*Your objective*
Retype, character for character, the lines of the records below that begin with the one containing "bar (415, 160, 422, 320)" and run through the one containing "bar (294, 160, 301, 320)", including both of those lines.

§ §

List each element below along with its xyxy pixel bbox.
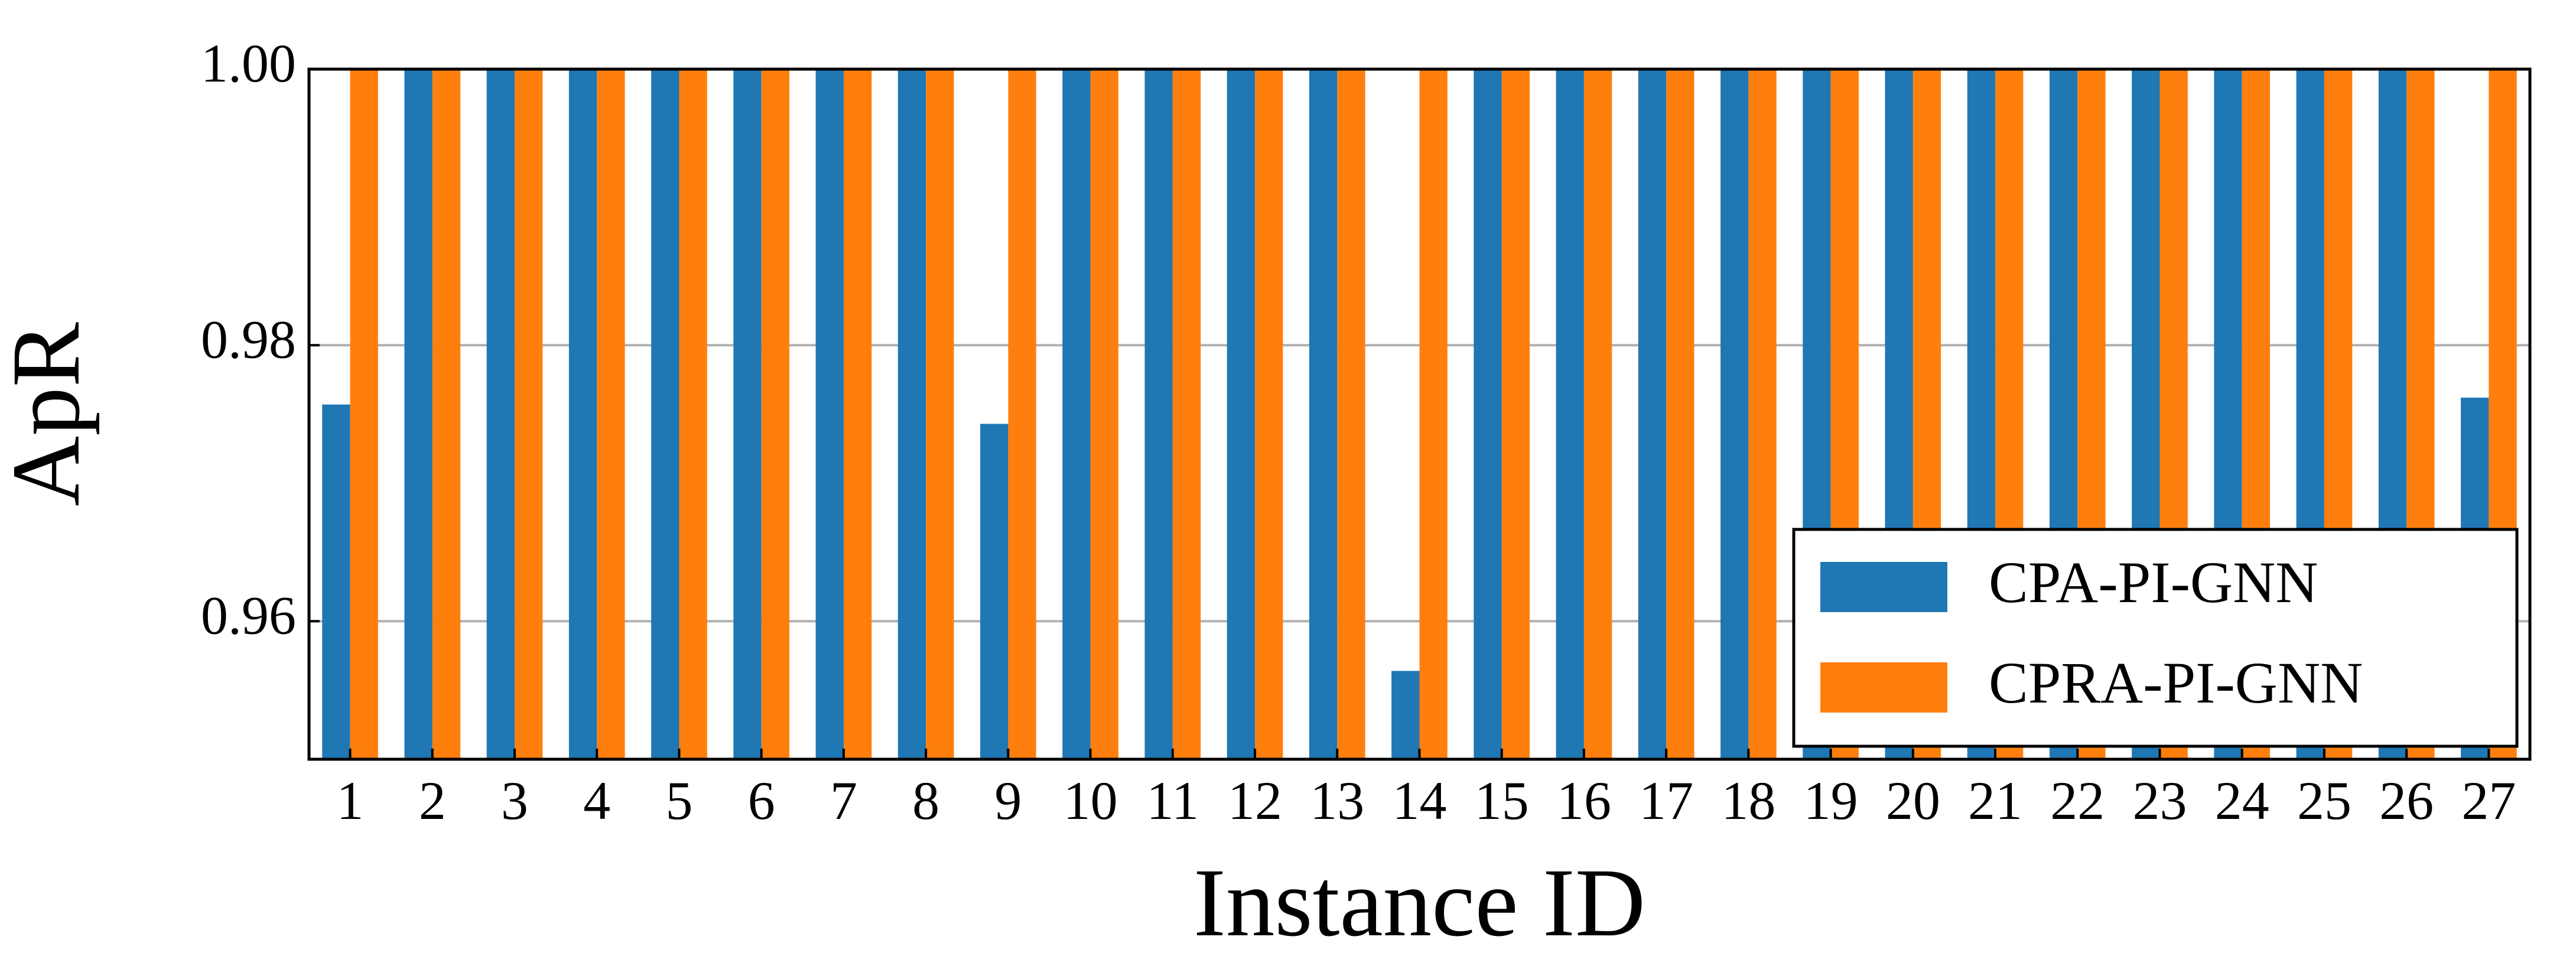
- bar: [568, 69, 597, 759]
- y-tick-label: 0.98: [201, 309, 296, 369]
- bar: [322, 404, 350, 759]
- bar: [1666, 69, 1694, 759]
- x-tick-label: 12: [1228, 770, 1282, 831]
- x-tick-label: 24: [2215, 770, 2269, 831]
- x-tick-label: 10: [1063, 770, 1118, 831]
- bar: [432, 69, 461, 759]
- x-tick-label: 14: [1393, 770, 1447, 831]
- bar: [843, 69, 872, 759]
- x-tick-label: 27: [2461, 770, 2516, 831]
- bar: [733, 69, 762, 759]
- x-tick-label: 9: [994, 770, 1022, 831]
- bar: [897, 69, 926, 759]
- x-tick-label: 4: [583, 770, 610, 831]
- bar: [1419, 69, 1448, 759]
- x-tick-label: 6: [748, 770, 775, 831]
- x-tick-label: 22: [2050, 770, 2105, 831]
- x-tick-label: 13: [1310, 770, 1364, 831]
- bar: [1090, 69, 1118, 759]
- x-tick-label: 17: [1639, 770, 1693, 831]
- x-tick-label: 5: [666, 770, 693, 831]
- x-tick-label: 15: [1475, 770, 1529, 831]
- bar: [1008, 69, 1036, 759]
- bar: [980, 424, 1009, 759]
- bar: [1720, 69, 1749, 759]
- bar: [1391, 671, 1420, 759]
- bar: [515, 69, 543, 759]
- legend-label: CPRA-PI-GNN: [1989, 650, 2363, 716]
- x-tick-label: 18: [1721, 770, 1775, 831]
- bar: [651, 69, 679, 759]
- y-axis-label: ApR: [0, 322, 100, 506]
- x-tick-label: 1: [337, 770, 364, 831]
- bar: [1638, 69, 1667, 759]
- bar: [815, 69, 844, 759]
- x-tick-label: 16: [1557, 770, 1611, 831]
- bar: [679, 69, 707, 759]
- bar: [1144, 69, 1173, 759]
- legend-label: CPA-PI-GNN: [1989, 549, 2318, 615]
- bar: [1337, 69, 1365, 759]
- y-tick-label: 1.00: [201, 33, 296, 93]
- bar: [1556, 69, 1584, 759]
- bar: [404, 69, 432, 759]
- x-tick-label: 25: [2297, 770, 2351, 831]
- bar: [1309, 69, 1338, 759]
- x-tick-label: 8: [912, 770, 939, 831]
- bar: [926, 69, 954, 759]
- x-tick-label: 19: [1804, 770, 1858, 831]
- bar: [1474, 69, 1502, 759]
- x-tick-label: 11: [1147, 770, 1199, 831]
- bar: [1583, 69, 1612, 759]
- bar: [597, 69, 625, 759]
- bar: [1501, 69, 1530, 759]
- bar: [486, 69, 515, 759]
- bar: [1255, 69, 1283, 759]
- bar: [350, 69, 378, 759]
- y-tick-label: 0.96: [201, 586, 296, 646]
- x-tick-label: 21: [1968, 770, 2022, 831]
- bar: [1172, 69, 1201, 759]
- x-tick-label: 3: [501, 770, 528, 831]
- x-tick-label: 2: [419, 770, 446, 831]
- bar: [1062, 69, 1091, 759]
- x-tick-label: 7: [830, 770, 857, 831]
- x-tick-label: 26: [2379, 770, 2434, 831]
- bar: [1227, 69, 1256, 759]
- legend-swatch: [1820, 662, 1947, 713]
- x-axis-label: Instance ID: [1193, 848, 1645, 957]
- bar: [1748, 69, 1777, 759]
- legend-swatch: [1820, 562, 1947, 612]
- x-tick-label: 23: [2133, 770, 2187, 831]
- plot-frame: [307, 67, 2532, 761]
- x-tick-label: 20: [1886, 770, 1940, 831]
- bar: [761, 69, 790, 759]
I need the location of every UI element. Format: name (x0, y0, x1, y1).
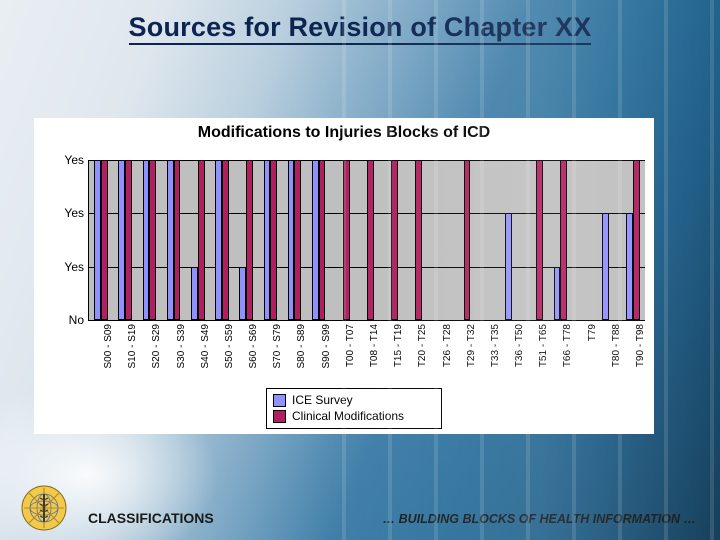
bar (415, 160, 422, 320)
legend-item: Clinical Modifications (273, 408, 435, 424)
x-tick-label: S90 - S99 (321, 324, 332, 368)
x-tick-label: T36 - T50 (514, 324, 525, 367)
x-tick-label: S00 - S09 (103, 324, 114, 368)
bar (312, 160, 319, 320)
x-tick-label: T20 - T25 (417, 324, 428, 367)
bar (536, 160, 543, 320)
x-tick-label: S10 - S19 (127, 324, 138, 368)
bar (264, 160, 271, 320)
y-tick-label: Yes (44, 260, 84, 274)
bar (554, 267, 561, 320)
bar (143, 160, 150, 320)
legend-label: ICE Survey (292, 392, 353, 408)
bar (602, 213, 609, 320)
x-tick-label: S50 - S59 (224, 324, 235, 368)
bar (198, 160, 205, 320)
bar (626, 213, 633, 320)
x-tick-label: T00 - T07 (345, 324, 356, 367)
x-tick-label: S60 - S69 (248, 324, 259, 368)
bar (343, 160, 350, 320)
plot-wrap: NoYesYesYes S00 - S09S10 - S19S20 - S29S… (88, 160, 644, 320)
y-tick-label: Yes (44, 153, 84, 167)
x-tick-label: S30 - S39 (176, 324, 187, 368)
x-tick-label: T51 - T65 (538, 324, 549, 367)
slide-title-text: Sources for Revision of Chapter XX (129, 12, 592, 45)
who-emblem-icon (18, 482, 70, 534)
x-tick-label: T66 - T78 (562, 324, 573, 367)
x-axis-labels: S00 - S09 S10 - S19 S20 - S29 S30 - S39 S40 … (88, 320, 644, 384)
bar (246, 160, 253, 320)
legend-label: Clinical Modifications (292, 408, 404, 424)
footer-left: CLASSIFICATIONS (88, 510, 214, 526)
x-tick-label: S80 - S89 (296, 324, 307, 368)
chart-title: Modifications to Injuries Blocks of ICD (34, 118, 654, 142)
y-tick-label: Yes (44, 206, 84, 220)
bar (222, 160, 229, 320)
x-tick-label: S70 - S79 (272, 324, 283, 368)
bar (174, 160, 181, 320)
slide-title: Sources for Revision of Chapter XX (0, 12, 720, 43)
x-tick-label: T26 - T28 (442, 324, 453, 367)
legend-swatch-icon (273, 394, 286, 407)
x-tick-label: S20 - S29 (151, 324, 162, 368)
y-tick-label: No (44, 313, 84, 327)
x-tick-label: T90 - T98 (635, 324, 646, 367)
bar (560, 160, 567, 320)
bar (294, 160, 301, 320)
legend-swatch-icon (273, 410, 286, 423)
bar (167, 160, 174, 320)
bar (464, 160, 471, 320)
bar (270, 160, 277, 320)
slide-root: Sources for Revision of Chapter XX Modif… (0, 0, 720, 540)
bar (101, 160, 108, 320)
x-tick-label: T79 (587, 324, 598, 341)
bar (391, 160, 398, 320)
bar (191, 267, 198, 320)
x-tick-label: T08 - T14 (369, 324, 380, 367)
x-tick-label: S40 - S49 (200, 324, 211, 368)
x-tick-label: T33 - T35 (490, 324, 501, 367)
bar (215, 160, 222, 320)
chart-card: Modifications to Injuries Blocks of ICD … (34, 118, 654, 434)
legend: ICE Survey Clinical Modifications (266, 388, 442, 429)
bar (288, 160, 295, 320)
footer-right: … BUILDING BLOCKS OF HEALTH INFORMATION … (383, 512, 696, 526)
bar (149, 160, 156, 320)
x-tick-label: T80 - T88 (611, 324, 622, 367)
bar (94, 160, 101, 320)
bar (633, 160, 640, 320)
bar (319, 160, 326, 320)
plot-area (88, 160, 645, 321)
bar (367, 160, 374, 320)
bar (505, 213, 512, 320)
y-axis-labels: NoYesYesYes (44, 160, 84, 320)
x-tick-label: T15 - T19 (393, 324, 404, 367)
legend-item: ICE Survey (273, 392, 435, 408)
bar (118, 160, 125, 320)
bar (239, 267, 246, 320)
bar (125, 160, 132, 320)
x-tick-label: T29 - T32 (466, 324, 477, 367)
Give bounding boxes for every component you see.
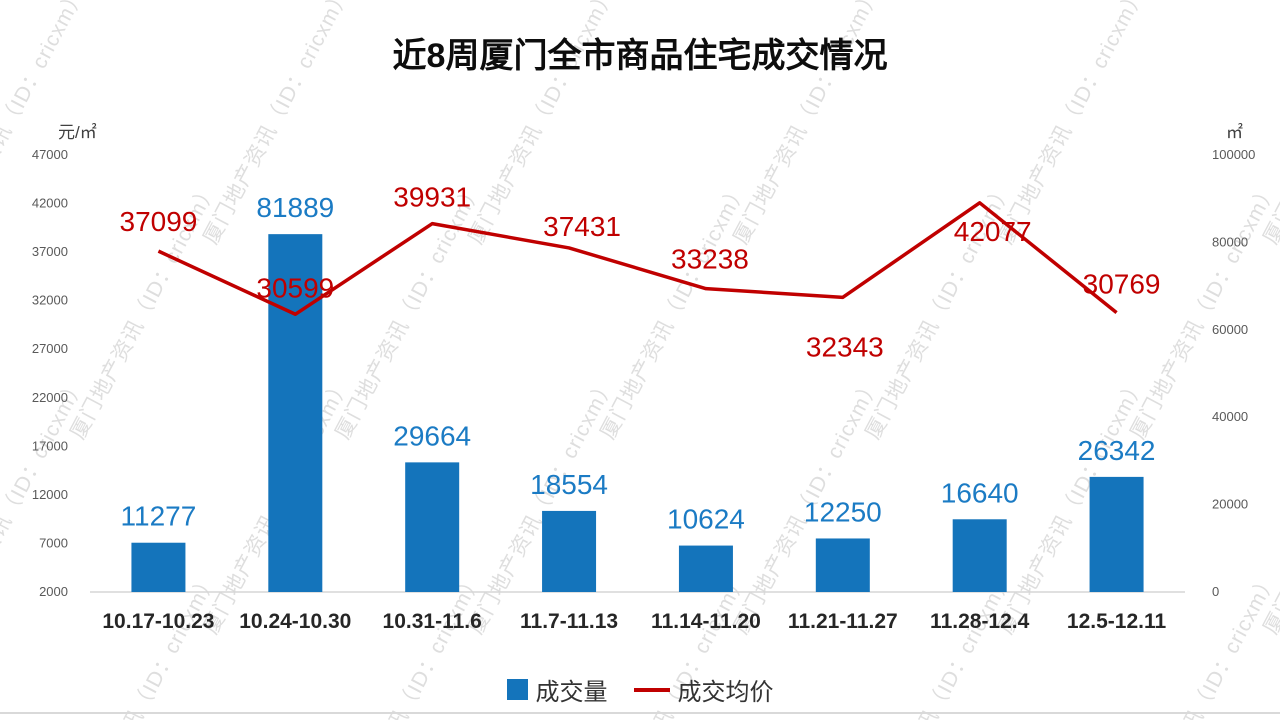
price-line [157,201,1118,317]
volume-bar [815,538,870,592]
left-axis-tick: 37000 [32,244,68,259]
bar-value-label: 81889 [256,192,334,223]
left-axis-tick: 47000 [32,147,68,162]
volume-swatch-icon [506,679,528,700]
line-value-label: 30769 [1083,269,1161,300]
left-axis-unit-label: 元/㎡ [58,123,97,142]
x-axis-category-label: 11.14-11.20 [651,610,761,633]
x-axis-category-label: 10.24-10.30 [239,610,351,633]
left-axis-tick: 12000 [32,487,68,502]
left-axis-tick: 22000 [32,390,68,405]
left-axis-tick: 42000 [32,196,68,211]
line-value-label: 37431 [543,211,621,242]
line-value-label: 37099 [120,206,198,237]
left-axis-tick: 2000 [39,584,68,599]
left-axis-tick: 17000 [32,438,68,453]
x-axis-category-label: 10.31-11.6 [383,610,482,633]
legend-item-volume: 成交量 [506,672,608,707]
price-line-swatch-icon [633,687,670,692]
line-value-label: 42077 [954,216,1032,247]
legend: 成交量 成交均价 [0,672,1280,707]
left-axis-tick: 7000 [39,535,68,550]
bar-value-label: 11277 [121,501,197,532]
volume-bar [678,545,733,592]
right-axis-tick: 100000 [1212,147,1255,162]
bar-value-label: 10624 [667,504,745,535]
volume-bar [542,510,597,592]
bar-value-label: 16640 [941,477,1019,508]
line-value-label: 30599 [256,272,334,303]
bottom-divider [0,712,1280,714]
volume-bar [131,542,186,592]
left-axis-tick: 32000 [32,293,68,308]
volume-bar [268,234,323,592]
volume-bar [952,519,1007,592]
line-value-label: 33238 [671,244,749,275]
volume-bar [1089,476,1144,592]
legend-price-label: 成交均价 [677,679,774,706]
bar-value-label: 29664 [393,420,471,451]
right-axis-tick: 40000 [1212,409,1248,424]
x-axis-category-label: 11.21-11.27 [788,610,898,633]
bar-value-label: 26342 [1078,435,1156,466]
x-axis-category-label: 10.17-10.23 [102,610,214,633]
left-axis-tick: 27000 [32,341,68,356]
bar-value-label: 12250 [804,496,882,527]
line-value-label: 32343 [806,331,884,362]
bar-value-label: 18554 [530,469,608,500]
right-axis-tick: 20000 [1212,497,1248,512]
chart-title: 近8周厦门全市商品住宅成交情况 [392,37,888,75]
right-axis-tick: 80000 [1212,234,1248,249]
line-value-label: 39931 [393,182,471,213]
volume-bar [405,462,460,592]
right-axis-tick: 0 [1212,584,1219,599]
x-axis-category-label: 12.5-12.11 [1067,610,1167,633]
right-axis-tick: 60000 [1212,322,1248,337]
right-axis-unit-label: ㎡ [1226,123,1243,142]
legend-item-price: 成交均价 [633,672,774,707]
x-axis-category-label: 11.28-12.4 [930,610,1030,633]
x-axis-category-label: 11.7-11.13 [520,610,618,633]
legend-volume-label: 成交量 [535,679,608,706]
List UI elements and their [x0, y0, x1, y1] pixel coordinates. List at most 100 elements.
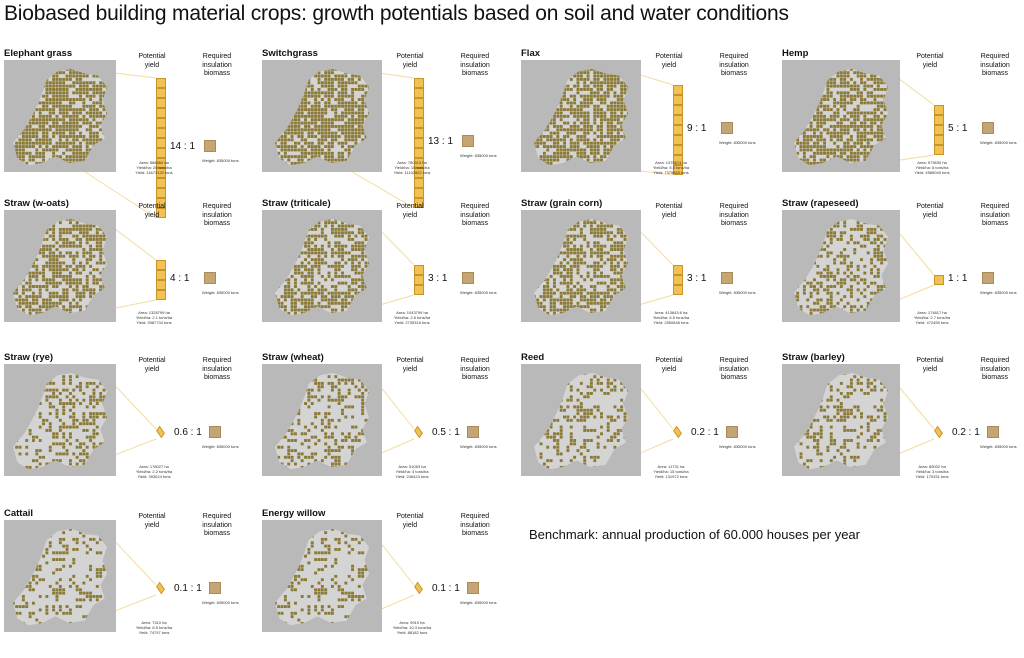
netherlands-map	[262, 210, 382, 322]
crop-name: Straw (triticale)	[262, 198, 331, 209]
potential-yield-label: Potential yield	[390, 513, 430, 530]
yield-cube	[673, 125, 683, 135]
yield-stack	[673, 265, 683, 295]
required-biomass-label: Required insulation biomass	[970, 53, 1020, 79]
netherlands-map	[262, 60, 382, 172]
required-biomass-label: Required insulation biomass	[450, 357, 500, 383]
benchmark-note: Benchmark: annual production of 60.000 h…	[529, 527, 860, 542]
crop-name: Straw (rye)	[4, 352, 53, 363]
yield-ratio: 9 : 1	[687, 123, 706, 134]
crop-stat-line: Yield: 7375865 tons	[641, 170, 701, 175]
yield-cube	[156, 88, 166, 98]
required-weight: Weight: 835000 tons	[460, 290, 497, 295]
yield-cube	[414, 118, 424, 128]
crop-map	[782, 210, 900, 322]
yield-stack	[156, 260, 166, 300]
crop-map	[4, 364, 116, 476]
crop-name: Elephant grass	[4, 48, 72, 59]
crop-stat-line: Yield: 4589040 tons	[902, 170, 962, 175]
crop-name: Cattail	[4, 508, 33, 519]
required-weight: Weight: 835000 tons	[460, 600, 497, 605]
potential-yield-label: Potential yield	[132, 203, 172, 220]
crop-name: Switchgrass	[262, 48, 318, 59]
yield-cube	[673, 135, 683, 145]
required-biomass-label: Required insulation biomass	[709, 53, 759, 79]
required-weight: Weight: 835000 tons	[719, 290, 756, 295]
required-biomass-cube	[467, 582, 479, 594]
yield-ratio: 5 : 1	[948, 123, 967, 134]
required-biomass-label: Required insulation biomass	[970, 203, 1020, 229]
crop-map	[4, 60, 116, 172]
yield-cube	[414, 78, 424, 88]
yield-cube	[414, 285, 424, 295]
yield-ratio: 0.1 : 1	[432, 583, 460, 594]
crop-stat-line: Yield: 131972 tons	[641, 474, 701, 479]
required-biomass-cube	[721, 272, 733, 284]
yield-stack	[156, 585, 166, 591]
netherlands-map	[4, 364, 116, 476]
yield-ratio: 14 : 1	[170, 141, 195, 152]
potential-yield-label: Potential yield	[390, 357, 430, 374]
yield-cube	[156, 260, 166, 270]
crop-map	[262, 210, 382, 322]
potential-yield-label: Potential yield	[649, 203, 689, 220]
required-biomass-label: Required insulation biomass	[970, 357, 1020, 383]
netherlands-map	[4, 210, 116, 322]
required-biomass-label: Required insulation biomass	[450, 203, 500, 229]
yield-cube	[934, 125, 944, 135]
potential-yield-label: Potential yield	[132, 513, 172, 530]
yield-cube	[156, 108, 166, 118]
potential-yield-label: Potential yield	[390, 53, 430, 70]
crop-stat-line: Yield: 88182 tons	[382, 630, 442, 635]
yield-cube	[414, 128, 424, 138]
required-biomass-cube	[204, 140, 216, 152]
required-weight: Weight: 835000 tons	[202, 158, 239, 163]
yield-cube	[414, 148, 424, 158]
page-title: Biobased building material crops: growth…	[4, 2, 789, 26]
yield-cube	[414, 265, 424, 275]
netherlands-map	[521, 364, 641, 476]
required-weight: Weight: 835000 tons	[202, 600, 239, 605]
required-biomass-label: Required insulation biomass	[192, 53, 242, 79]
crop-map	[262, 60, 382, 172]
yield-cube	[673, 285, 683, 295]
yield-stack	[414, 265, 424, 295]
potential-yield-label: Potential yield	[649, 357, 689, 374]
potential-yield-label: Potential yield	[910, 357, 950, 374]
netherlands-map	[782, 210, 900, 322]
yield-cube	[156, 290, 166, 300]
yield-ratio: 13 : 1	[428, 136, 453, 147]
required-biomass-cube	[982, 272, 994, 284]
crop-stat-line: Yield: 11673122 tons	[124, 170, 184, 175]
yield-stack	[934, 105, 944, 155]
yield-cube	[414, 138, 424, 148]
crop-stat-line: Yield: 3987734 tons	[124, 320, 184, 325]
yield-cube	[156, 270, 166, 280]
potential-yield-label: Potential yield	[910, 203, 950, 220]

§ §

*Output below*
bar (415, 160, 422, 320)
legend-item: Clinical Modifications (273, 408, 435, 424)
x-tick-label: S90 - S99 (321, 324, 332, 368)
x-tick-label: T36 - T50 (514, 324, 525, 367)
x-tick-label: S00 - S09 (103, 324, 114, 368)
bar (312, 160, 319, 320)
x-tick-label: T20 - T25 (417, 324, 428, 367)
bar (536, 160, 543, 320)
x-tick-label: S10 - S19 (127, 324, 138, 368)
bar (264, 160, 271, 320)
y-tick-label: Yes (44, 260, 84, 274)
bar (554, 267, 561, 320)
bar (143, 160, 150, 320)
legend-label: ICE Survey (292, 392, 353, 408)
bar (602, 213, 609, 320)
x-tick-label: S50 - S59 (224, 324, 235, 368)
bar (198, 160, 205, 320)
bar (626, 213, 633, 320)
x-tick-label: T00 - T07 (345, 324, 356, 367)
x-tick-label: S60 - S69 (248, 324, 259, 368)
bar (343, 160, 350, 320)
plot-wrap: NoYesYesYes S00 - S09S10 - S19S20 - S29S… (88, 160, 644, 320)
y-tick-label: Yes (44, 153, 84, 167)
x-tick-label: S30 - S39 (176, 324, 187, 368)
x-tick-label: T51 - T65 (538, 324, 549, 367)
slide-title-text: Sources for Revision of Chapter XX (129, 12, 592, 45)
who-emblem-icon (18, 482, 70, 534)
x-tick-label: T66 - T78 (562, 324, 573, 367)
x-axis-labels: S00 - S09 S10 - S19 S20 - S29 S30 - S39 S40 … (88, 320, 644, 384)
bar (246, 160, 253, 320)
legend-label: Clinical Modifications (292, 408, 404, 424)
footer-left: CLASSIFICATIONS (88, 510, 214, 526)
x-tick-label: S80 - S89 (296, 324, 307, 368)
chart-title: Modifications to Injuries Blocks of ICD (34, 118, 654, 142)
y-tick-label: Yes (44, 206, 84, 220)
bar (222, 160, 229, 320)
x-tick-label: S70 - S79 (272, 324, 283, 368)
bar (174, 160, 181, 320)
slide-title: Sources for Revision of Chapter XX (0, 12, 720, 43)
x-tick-label: T26 - T28 (442, 324, 453, 367)
legend-swatch-icon (273, 394, 286, 407)
x-tick-label: S20 - S29 (151, 324, 162, 368)
y-tick-label: No (44, 313, 84, 327)
x-tick-label: T90 - T98 (635, 324, 646, 367)
bar (560, 160, 567, 320)
bar (294, 160, 301, 320)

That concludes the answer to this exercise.